Problem – Below is a block of data; give all of it again word for word.

Material for this exercise –
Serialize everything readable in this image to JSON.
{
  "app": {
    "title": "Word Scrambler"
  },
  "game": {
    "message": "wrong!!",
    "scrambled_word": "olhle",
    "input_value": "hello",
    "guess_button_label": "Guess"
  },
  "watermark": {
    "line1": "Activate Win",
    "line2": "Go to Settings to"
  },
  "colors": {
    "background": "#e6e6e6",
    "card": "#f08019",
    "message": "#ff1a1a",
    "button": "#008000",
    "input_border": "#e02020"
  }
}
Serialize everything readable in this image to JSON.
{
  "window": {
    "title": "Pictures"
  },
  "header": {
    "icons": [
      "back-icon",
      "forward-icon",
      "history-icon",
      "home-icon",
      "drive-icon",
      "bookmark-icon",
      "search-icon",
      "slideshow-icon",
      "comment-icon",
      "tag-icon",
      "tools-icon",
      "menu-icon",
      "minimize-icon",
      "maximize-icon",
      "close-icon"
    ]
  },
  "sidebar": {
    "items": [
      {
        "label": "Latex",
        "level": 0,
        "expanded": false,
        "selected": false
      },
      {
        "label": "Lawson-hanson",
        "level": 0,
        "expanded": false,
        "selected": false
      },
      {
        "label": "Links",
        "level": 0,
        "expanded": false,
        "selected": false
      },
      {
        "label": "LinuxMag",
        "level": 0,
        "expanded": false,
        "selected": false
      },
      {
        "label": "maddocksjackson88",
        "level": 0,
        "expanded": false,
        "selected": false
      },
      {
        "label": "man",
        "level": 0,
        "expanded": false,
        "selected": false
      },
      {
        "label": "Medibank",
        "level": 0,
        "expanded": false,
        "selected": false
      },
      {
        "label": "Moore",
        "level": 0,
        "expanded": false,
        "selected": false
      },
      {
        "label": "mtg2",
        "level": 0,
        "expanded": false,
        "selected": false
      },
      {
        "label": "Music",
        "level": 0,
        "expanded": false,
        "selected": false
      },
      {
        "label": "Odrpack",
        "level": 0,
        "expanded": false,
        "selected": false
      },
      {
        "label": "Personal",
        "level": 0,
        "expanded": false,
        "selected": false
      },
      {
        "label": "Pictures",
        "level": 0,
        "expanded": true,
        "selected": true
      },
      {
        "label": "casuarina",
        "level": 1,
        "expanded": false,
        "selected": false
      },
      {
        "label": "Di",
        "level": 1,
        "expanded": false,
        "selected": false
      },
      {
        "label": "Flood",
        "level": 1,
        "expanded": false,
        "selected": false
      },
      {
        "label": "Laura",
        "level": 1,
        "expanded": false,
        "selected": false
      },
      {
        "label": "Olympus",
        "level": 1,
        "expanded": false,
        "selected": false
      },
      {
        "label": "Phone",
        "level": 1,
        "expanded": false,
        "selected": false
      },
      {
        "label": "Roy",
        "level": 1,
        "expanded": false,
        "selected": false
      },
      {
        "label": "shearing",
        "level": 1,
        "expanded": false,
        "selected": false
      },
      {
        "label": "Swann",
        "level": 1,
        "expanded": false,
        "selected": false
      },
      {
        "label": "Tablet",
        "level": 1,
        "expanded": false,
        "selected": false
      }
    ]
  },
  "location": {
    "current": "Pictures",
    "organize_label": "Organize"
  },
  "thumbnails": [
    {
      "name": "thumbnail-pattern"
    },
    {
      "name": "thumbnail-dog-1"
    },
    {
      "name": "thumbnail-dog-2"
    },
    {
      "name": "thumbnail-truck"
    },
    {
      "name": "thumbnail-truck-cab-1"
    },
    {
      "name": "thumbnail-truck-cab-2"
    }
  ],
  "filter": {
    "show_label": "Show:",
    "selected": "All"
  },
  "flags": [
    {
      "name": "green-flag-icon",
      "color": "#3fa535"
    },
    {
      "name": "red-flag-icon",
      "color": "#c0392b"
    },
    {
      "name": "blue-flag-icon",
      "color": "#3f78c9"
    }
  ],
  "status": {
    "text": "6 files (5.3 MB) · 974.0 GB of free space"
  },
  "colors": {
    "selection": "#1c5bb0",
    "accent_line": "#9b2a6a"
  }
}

The completed task –
Serialize everything readable in this image to JSON.
{
  "app": {
    "title": "Word Scrambler"
  },
  "game": {
    "message": "wrong!!",
    "scrambled_word": "olhle",
    "input_value": "hello",
    "guess_button_label": "Guess"
  },
  "watermark": {
    "line1": "Activate Win",
    "line2": "Go to Settings to"
  },
  "colors": {
    "background": "#e6e6e6",
    "card": "#f08019",
    "message": "#ff1a1a",
    "button": "#008000",
    "input_border": "#e02020"
  }
}
Serialize everything readable in this image to JSON.
{
  "window": {
    "title": "Pictures"
  },
  "header": {
    "icons": [
      "back-icon",
      "forward-icon",
      "history-icon",
      "home-icon",
      "drive-icon",
      "bookmark-icon",
      "search-icon",
      "slideshow-icon",
      "comment-icon",
      "tag-icon",
      "tools-icon",
      "menu-icon",
      "minimize-icon",
      "maximize-icon",
      "close-icon"
    ]
  },
  "sidebar": {
    "items": [
      {
        "label": "Latex",
        "level": 0,
        "expanded": false,
        "selected": false
      },
      {
        "label": "Lawson-hanson",
        "level": 0,
        "expanded": false,
        "selected": false
      },
      {
        "label": "Links",
        "level": 0,
        "expanded": false,
        "selected": false
      },
      {
        "label": "LinuxMag",
        "level": 0,
        "expanded": false,
        "selected": false
      },
      {
        "label": "maddocksjackson88",
        "level": 0,
        "expanded": false,
        "selected": false
      },
      {
        "label": "man",
        "level": 0,
        "expanded": false,
        "selected": false
      },
      {
        "label": "Medibank",
        "level": 0,
        "expanded": false,
        "selected": false
      },
      {
        "label": "Moore",
        "level": 0,
        "expanded": false,
        "selected": false
      },
      {
        "label": "mtg2",
        "level": 0,
        "expanded": false,
        "selected": false
      },
      {
        "label": "Music",
        "level": 0,
        "expanded": false,
        "selected": false
      },
      {
        "label": "Odrpack",
        "level": 0,
        "expanded": false,
        "selected": false
      },
      {
        "label": "Personal",
        "level": 0,
        "expanded": false,
        "selected": false
      },
      {
        "label": "Pictures",
        "level": 0,
        "expanded": true,
        "selected": true
      },
      {
        "label": "casuarina",
        "level": 1,
        "expanded": false,
        "selected": false
      },
      {
        "label": "Di",
        "level": 1,
        "expanded": false,
        "selected": false
      },
      {
        "label": "Flood",
        "level": 1,
        "expanded": false,
        "selected": false
      },
      {
        "label": "Laura",
        "level": 1,
        "expanded": false,
        "selected": false
      },
      {
        "label": "Olympus",
        "level": 1,
        "expanded": false,
        "selected": false
      },
      {
        "label": "Phone",
        "level": 1,
        "expanded": false,
        "selected": false
      },
      {
        "label": "Roy",
        "level": 1,
        "expanded": false,
        "selected": false
      },
      {
        "label": "shearing",
        "level": 1,
        "expanded": false,
        "selected": false
      },
      {
        "label": "Swann",
        "level": 1,
        "expanded": false,
        "selected": false
      },
      {
        "label": "Tablet",
        "level": 1,
        "expanded": false,
        "selected": false
      }
    ]
  },
  "location": {
    "current": "Pictures",
    "organize_label": "Organize"
  },
  "thumbnails": [
    {
      "name": "thumbnail-pattern"
    },
    {
      "name": "thumbnail-dog-1"
    },
    {
      "name": "thumbnail-dog-2"
    },
    {
      "name": "thumbnail-truck"
    },
    {
      "name": "thumbnail-truck-cab-1"
    },
    {
      "name": "thumbnail-truck-cab-2"
    }
  ],
  "filter": {
    "show_label": "Show:",
    "selected": "All"
  },
  "flags": [
    {
      "name": "green-flag-icon",
      "color": "#3fa535"
    },
    {
      "name": "red-flag-icon",
      "color": "#c0392b"
    },
    {
      "name": "blue-flag-icon",
      "color": "#3f78c9"
    }
  ],
  "status": {
    "text": "6 files (5.3 MB) · 974.0 GB of free space"
  },
  "colors": {
    "selection": "#1c5bb0",
    "accent_line": "#9b2a6a"
  }
}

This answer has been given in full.